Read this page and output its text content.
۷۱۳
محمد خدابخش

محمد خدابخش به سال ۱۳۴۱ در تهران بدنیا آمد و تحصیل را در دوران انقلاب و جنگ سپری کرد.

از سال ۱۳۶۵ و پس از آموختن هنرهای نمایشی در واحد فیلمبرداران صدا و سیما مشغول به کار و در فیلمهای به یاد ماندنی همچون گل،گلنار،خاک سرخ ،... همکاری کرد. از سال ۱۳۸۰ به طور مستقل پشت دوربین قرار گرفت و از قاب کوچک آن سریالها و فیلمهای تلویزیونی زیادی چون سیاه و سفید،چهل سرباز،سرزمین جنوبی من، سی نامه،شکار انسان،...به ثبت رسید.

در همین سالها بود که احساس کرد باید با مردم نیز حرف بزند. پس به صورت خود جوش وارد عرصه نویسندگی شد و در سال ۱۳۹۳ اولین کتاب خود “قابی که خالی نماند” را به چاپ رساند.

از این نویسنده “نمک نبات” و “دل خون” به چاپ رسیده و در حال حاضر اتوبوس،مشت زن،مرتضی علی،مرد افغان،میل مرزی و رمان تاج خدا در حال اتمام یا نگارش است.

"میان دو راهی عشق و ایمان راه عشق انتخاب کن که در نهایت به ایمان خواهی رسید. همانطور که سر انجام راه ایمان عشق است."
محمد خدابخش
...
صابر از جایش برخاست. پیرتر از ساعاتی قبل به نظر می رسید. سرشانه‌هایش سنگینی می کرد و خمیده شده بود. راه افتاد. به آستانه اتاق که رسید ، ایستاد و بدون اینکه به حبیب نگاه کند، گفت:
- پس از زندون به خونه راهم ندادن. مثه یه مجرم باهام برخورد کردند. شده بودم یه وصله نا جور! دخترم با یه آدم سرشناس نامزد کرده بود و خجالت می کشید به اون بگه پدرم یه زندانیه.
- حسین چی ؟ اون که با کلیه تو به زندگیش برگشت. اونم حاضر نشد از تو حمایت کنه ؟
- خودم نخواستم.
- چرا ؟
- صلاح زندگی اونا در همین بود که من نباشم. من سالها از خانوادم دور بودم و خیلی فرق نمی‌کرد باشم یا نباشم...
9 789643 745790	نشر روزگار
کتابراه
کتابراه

########

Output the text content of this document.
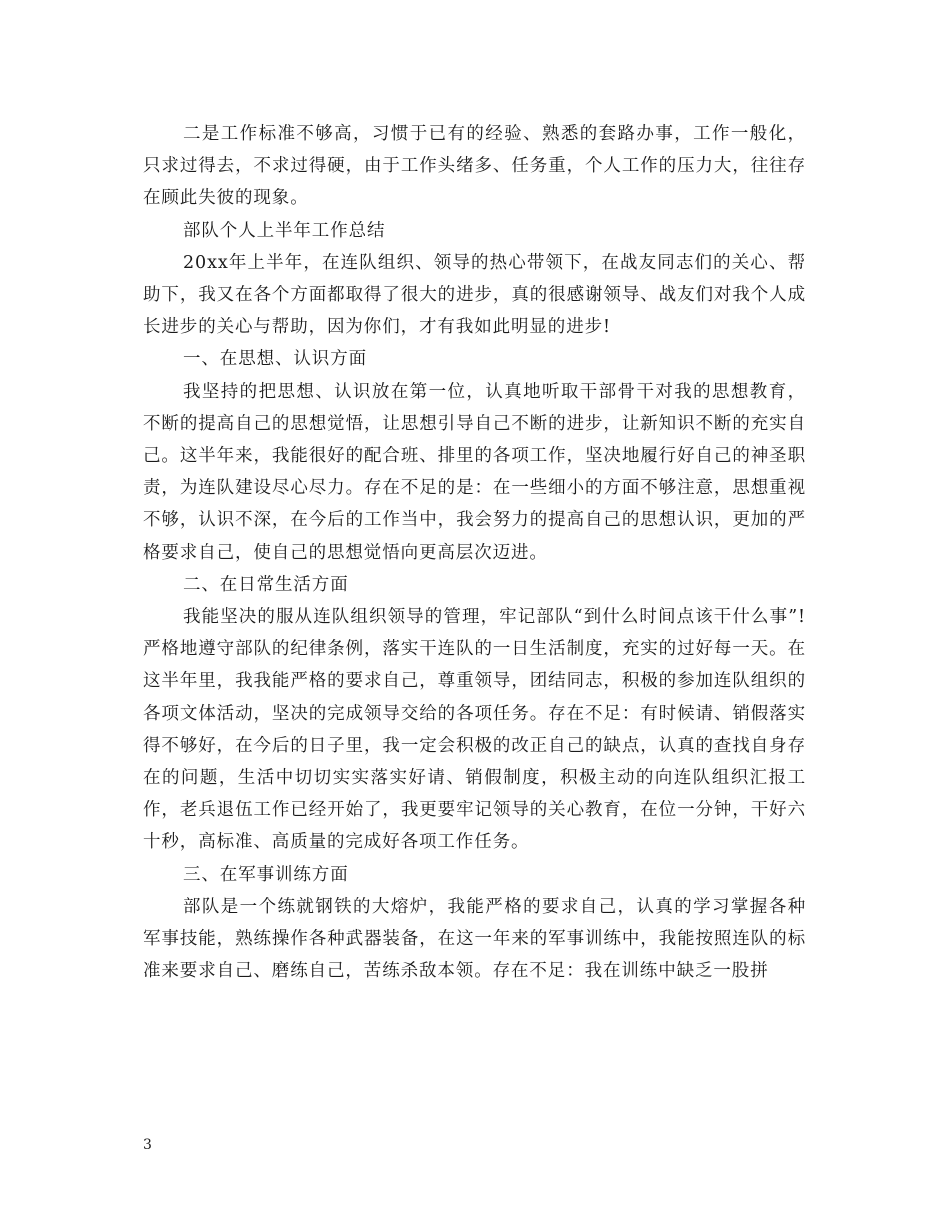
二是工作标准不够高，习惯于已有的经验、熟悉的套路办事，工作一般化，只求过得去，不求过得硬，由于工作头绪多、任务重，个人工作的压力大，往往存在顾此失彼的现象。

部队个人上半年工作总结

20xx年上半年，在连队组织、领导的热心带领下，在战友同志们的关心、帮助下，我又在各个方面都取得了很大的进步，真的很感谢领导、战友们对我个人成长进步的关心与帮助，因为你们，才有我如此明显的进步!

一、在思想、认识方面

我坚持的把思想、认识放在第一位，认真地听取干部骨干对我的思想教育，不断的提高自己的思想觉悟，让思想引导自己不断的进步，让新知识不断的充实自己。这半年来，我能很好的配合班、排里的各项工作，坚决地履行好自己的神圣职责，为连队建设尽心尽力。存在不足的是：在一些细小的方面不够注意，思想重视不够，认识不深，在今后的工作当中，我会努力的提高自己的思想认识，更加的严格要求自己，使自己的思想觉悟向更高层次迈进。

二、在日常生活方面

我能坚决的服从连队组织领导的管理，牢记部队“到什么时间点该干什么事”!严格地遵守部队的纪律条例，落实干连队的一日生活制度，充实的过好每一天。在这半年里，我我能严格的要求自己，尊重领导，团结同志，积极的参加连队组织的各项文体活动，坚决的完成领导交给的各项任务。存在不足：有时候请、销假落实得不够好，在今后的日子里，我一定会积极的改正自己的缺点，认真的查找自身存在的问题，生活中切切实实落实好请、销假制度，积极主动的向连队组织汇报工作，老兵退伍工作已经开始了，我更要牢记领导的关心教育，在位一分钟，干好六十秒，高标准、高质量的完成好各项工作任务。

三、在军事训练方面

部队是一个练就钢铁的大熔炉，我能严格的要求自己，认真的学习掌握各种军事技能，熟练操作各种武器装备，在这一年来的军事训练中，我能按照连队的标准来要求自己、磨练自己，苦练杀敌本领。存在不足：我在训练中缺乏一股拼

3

########

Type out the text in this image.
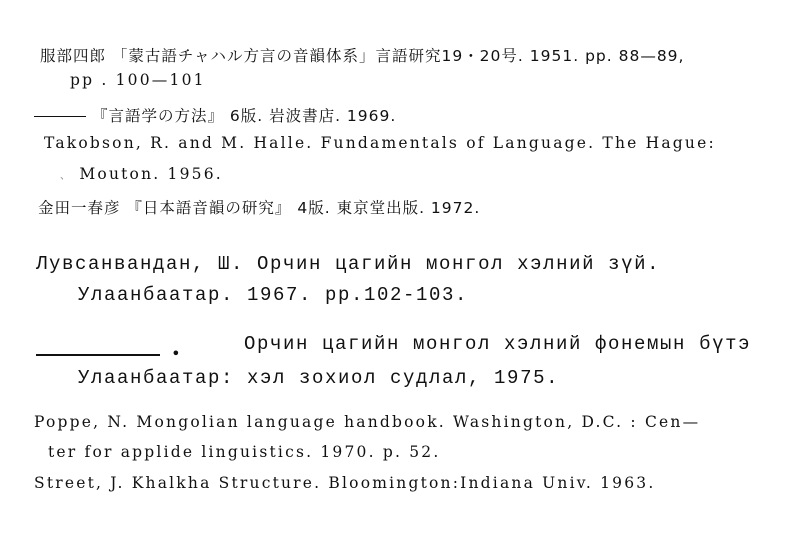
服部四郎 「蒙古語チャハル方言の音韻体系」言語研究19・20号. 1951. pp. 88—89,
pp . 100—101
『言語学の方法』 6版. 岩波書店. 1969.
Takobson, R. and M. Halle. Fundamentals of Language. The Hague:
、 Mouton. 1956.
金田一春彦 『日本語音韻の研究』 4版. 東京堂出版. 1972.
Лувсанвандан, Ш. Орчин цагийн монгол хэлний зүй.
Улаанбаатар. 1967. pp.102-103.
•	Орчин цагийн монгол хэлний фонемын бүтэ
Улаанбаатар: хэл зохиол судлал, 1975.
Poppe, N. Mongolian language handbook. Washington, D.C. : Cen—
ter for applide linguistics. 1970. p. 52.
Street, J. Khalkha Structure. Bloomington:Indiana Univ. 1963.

########

→ Stated exercise: Copy every line from the records above that contains the word "Орчин".

→ The answer:
Лувсанвандан, Ш. Орчин цагийн монгол хэлний зүй.
•	Орчин цагийн монгол хэлний фонемын бүтэ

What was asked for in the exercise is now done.